_Brief_
Find the lines that hold the word "これ以降" and return them.

_Data lines_

┄┄┄┄┄┄

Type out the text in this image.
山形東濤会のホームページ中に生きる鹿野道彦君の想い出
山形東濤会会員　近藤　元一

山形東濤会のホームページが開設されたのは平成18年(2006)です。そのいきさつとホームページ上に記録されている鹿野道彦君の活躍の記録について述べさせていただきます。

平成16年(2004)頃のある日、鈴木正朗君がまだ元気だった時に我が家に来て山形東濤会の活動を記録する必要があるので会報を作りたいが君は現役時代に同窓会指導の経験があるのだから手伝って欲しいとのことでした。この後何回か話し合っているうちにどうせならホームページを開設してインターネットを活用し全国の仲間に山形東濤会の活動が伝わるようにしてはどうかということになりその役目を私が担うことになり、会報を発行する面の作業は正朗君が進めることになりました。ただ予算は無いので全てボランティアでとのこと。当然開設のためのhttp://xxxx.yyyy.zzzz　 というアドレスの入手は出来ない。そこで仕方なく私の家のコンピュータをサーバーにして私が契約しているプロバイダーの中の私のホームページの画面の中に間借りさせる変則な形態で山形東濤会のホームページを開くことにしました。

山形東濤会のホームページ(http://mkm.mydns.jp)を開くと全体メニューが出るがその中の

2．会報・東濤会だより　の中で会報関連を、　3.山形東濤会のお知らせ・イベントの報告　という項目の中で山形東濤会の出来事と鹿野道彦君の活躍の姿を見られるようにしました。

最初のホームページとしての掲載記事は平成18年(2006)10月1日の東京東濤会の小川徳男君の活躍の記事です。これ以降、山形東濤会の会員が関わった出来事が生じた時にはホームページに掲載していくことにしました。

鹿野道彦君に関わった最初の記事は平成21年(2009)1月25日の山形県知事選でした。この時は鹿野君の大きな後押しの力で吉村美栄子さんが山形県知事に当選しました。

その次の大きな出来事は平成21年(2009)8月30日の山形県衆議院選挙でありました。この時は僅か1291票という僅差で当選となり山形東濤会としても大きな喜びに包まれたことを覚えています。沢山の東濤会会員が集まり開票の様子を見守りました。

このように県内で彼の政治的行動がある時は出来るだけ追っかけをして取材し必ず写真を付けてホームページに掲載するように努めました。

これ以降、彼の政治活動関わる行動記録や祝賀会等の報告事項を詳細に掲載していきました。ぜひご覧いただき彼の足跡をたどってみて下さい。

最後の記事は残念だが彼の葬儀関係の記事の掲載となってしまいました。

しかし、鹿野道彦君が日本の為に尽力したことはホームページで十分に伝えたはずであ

┄┄┄┄┄┄

_Answer to the problem_
最初のホームページとしての掲載記事は平成18年(2006)10月1日の東京東濤会の小川徳男君の活躍の記事です。これ以降、山形東濤会の会員が関わった出来事が生じた時にはホームページに掲載していくことにしました。
これ以降、彼の政治活動関わる行動記録や祝賀会等の報告事項を詳細に掲載していきました。ぜひご覧いただき彼の足跡をたどってみて下さい。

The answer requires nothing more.